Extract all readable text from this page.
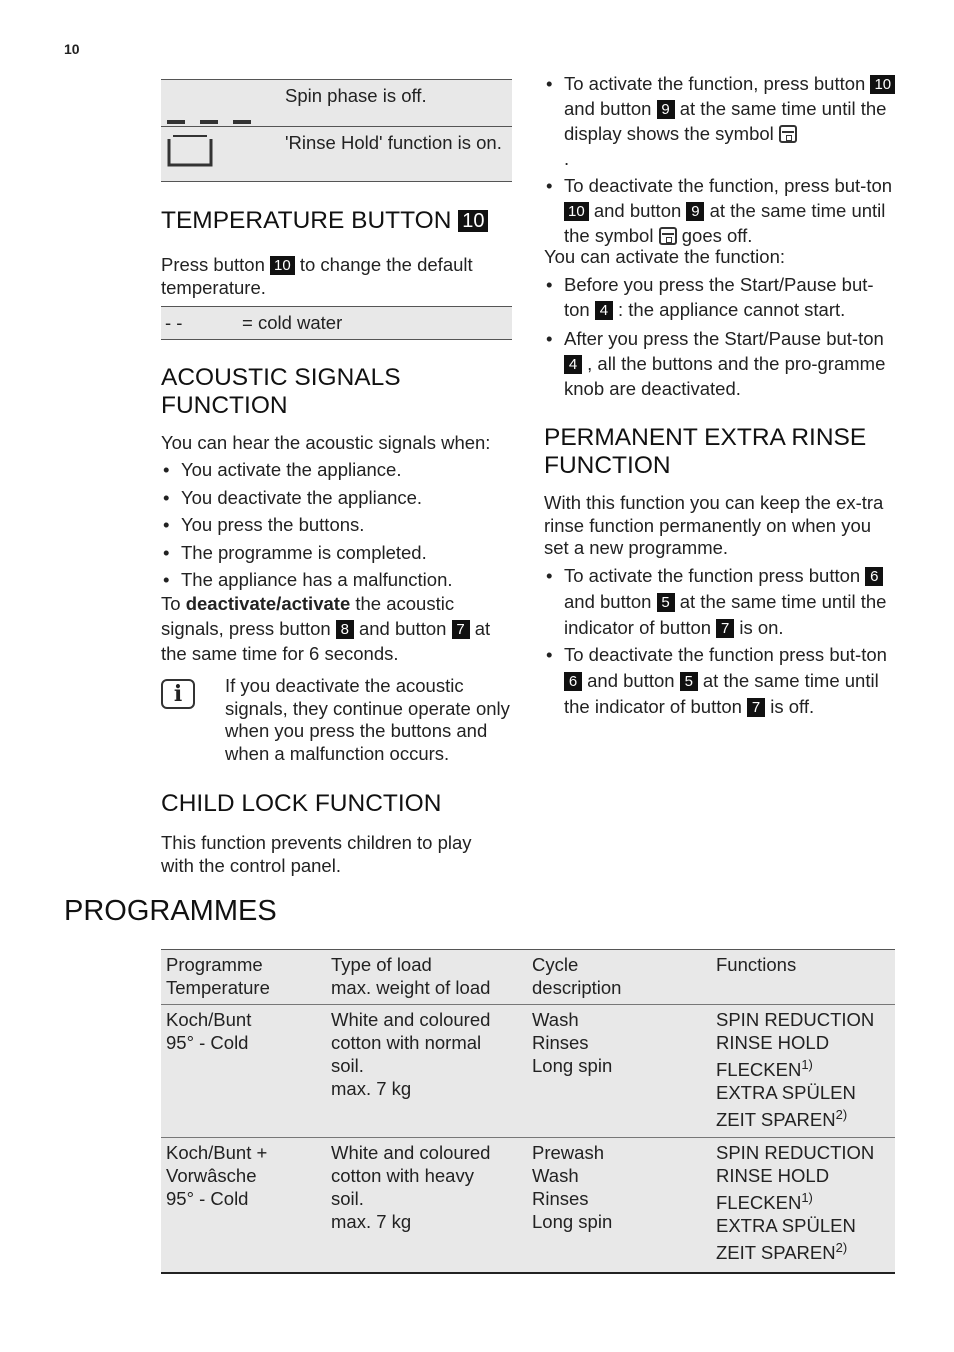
10
Spin phase is off.
'Rinse Hold' function is on.
TEMPERATURE BUTTON 10
Press button 10 to change the default temperature.
- -	= cold water
ACOUSTIC SIGNALS
FUNCTION

You can hear the acoustic signals when:

• You activate the appliance.
• You deactivate the appliance.
• You press the buttons.
• The programme is completed.
• The appliance has a malfunction.

To deactivate/activate the acoustic signals, press button 8 and button 7 at the same time for 6 seconds.

i	If you deactivate the acoustic signals, they continue operate only when you press the buttons and when a malfunction occurs.
CHILD LOCK FUNCTION
This function prevents children to play with the control panel.
• To activate the function, press button 10 and button 9 at the same time until the display shows the symbol
.
• To deactivate the function, press but-ton 10 and button 9 at the same time until the symbol goes off.

You can activate the function:

• Before you press the Start/Pause but-ton 4 : the appliance cannot start.
• After you press the Start/Pause but-ton 4 , all the buttons and the pro-gramme knob are deactivated.
PERMANENT EXTRA RINSE
FUNCTION

With this function you can keep the ex-tra rinse function permanently on when you set a new programme.

• To activate the function press button 6 and button 5 at the same time until the indicator of button 7 is on.
• To deactivate the function press but-ton 6 and button 5 at the same time until the indicator of button 7 is off.
PROGRAMMES
Programme
Temperature
Type of load
max. weight of load
Cycle
description
Functions
Koch/Bunt
95° - Cold
White and coloured
cotton with normal
soil.
max. 7 kg
Wash
Rinses
Long spin
SPIN REDUCTION
RINSE HOLD
FLECKEN$^{1)}$
EXTRA SPÜLEN
ZEIT SPAREN$^{2)}$
Koch/Bunt +
Vorwâsche
95° - Cold
White and coloured
cotton with heavy
soil.
max. 7 kg
Prewash
Wash
Rinses
Long spin
SPIN REDUCTION
RINSE HOLD
FLECKEN$^{1)}$
EXTRA SPÜLEN
ZEIT SPAREN$^{2)}$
.....
Exercise: Show each line of the listing that holds the string "appliance".

Answer for this exercise:
• You activate the appliance.
• You deactivate the appliance.
• The appliance has a malfunction.
• Before you press the Start/Pause but-ton 4 : the appliance cannot start.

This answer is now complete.